How many lines in this data contain the string "paleta"? Reply with the number only.

[Dataset excerpts]
☆ ☆ ☆ ☆

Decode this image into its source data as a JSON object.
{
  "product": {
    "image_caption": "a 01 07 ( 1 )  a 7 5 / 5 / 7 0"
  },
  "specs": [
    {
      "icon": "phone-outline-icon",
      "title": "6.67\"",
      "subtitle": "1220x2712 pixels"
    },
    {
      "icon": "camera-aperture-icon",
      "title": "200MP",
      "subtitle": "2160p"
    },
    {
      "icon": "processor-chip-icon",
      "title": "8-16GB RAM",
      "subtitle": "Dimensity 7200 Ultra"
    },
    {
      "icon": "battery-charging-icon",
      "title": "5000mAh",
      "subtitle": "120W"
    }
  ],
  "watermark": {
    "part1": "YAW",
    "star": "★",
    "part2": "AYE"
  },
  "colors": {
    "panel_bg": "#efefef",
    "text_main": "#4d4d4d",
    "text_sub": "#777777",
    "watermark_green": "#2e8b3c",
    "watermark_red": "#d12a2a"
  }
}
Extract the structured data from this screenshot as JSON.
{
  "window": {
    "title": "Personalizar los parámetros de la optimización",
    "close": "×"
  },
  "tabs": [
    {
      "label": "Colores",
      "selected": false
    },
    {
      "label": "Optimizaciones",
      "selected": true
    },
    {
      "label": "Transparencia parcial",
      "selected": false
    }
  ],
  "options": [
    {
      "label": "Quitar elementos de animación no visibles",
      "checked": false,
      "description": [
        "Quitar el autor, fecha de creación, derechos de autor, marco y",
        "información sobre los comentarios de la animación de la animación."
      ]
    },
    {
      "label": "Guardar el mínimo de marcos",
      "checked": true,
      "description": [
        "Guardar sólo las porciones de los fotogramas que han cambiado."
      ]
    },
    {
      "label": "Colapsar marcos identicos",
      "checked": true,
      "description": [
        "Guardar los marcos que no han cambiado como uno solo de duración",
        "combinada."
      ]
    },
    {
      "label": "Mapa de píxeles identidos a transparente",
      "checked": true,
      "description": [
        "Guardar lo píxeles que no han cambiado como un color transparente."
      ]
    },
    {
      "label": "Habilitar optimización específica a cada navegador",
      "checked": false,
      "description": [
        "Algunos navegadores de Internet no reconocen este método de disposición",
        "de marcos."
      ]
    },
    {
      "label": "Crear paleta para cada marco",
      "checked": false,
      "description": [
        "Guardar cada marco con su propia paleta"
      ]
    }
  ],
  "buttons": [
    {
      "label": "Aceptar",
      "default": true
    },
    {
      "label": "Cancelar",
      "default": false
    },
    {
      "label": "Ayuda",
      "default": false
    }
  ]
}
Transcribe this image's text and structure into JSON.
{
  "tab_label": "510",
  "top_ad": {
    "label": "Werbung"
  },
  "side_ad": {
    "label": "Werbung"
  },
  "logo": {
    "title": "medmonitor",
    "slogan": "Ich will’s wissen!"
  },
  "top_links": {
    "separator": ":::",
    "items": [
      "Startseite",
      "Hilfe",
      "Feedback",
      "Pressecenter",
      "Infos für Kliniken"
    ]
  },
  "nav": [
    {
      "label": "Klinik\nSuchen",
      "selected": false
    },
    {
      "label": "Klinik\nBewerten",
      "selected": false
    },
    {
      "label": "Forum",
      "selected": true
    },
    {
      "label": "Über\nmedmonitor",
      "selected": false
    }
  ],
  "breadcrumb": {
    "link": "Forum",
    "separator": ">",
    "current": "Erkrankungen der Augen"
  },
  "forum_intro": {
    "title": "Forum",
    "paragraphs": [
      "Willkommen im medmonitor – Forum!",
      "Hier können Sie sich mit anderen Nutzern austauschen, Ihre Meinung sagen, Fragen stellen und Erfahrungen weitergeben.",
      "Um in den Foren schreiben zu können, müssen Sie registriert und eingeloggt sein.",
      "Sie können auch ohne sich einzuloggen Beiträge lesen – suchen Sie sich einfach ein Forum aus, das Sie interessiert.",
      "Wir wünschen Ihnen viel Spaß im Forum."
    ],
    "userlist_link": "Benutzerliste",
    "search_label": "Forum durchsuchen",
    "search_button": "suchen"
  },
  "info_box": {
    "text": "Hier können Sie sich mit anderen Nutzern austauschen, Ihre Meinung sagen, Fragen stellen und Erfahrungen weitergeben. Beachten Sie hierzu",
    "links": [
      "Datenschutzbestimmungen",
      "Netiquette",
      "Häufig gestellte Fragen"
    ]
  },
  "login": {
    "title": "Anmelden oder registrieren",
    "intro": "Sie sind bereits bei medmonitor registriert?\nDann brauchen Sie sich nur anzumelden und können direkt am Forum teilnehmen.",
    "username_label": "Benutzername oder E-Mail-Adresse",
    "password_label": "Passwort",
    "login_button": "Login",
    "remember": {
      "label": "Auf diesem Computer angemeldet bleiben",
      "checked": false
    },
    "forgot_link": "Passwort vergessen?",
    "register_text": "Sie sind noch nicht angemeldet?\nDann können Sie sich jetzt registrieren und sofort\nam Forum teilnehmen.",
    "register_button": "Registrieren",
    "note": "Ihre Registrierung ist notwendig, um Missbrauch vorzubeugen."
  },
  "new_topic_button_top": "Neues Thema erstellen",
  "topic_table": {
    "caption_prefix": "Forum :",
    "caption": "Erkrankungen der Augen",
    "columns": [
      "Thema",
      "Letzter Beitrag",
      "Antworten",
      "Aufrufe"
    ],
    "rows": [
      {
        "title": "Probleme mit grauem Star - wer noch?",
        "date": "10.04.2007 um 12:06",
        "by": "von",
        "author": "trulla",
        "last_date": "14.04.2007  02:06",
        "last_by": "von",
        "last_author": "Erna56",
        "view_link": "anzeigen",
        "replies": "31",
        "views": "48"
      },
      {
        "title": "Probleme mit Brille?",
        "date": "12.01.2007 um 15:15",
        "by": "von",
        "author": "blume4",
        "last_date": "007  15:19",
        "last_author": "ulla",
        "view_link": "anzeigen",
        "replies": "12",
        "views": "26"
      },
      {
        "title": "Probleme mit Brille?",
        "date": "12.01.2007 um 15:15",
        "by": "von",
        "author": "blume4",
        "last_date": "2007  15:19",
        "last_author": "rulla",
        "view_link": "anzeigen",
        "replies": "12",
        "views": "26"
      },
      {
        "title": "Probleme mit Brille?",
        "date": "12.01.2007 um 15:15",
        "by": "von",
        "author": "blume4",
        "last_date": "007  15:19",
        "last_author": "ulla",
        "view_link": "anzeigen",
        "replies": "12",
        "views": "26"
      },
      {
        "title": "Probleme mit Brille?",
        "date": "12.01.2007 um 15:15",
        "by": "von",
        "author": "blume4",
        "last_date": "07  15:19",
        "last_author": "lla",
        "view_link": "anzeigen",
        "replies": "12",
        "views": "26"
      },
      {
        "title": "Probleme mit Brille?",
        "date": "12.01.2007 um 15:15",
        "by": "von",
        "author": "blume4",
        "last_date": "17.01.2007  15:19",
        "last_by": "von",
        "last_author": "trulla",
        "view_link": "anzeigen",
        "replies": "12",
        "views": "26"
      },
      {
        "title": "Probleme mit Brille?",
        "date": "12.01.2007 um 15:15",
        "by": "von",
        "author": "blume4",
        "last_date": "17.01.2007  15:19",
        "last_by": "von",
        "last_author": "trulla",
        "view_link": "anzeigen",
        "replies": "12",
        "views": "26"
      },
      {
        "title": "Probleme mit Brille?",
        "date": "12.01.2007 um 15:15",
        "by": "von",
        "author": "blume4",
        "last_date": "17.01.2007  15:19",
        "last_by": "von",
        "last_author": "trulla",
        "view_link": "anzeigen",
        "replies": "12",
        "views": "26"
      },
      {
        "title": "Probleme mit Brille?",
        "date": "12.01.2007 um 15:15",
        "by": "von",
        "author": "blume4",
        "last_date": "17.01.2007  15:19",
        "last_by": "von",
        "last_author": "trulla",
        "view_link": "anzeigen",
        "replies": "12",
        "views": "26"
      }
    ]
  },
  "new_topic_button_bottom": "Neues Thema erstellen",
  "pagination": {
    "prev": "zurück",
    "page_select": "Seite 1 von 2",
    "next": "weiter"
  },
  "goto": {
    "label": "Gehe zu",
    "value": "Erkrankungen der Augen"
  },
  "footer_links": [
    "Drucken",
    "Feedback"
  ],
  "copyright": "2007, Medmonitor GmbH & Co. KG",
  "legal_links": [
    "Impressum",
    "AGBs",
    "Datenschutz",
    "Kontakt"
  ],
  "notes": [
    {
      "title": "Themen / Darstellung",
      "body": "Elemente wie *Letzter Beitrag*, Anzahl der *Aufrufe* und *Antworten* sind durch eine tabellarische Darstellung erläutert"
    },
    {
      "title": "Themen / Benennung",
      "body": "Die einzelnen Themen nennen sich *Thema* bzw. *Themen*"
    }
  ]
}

☆ ☆ ☆ ☆

* Written response: 2